Dataset entries
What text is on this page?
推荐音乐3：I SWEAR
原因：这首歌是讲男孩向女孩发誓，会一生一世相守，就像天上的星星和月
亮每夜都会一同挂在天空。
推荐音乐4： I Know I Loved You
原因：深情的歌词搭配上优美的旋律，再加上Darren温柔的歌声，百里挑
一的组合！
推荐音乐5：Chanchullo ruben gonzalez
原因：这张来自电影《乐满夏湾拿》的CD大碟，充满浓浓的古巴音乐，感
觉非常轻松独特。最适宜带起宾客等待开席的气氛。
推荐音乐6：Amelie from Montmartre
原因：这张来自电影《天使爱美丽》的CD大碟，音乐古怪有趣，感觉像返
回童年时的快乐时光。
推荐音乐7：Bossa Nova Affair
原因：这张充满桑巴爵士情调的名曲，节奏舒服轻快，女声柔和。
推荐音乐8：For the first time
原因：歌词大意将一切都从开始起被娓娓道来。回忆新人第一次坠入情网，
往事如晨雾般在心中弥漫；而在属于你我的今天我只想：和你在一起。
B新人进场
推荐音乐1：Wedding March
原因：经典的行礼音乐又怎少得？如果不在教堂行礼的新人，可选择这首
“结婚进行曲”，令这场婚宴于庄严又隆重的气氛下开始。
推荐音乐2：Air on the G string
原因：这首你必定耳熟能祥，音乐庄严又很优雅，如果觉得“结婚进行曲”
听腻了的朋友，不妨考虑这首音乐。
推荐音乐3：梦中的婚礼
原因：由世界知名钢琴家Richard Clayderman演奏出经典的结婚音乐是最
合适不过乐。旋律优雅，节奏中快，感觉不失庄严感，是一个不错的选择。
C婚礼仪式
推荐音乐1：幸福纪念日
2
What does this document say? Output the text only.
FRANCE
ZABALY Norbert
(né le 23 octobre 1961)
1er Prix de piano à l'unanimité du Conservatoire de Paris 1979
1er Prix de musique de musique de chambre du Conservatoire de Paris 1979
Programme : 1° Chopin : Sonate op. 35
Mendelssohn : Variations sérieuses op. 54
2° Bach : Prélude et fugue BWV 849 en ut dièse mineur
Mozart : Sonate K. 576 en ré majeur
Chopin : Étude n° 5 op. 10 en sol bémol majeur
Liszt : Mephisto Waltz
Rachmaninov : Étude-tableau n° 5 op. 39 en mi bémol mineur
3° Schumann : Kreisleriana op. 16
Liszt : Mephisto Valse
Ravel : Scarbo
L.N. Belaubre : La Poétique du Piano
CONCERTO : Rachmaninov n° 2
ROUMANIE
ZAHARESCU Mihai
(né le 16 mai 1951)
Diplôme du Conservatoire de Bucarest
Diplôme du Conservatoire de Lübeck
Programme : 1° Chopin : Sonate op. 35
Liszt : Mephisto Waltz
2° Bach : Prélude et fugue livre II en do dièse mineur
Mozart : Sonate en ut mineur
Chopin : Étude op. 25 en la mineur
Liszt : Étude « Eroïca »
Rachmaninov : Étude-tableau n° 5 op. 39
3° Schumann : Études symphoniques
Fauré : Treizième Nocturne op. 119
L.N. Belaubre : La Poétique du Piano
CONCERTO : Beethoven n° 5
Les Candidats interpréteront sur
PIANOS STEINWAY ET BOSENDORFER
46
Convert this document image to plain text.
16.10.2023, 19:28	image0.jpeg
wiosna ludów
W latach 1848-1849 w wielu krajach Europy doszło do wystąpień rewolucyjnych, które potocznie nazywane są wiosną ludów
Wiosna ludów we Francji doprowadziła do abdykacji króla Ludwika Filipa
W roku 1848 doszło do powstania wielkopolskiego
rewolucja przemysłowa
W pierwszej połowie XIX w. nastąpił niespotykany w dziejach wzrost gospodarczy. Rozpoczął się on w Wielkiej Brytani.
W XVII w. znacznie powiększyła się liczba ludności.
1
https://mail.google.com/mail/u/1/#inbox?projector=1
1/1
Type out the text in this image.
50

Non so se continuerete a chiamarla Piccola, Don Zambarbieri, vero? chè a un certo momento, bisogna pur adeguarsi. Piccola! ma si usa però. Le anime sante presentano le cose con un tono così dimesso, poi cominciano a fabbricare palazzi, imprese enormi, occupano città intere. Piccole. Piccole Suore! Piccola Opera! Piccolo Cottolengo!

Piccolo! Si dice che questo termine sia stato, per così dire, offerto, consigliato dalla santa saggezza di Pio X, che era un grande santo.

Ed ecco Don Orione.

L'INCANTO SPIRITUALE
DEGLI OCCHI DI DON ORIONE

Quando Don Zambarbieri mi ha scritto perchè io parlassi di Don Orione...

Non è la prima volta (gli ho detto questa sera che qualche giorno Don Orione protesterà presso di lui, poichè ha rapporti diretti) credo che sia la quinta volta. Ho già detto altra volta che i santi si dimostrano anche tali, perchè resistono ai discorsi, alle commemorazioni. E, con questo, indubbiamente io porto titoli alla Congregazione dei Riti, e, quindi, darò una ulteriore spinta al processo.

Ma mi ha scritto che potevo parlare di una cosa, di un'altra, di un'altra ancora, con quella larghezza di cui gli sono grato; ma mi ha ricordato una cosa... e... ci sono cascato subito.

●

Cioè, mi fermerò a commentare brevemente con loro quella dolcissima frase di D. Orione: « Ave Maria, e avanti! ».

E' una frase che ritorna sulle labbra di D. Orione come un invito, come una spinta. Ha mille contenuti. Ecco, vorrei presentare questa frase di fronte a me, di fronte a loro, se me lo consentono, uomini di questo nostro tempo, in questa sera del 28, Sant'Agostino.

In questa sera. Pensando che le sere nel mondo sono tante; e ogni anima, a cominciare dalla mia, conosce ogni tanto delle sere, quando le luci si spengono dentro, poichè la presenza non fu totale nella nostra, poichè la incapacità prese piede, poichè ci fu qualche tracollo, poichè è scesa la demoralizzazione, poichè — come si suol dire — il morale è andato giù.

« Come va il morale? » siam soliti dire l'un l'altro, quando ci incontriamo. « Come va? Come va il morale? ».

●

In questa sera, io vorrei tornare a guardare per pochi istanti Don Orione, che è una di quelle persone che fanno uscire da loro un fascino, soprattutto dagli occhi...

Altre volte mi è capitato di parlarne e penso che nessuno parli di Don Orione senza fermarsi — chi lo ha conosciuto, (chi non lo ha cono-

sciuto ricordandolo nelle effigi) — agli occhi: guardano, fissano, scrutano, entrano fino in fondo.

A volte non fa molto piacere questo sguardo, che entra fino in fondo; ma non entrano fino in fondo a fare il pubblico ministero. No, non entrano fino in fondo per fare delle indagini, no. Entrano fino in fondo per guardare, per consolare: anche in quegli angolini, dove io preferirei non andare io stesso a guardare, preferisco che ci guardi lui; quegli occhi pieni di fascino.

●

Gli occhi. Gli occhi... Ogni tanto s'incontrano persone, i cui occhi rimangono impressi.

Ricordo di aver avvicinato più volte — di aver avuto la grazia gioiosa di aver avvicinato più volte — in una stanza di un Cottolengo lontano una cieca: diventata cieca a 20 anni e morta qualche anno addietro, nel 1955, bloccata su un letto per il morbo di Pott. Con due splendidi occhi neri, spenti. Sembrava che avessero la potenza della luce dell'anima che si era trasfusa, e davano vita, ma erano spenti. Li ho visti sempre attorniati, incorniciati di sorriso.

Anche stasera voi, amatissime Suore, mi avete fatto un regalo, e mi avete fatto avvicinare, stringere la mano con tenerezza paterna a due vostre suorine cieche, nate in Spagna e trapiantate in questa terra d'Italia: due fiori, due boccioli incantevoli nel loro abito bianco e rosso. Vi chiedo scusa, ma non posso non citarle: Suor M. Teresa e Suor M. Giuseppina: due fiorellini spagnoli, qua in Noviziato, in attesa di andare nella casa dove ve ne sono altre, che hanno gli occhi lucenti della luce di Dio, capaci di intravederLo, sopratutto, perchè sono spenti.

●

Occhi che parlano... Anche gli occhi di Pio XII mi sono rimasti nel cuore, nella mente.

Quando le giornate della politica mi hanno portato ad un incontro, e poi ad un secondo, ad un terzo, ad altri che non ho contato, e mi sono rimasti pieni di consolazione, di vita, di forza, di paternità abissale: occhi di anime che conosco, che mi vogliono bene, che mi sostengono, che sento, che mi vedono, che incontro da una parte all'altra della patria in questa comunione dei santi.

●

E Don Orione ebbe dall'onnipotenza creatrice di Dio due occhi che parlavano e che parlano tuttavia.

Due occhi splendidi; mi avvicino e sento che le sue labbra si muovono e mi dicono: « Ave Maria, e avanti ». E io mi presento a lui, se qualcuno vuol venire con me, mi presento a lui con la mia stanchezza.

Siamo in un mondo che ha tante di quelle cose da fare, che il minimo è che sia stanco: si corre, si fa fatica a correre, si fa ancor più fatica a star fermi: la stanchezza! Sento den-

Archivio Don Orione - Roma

● **Directions**: Scan the material and collect every line that contains "Rachmaninov".

● **Exercise answer**:
Rachmaninov : Étude-tableau n° 5 op. 39 en mi bémol mineur
CONCERTO : Rachmaninov n° 2
Rachmaninov : Étude-tableau n° 5 op. 39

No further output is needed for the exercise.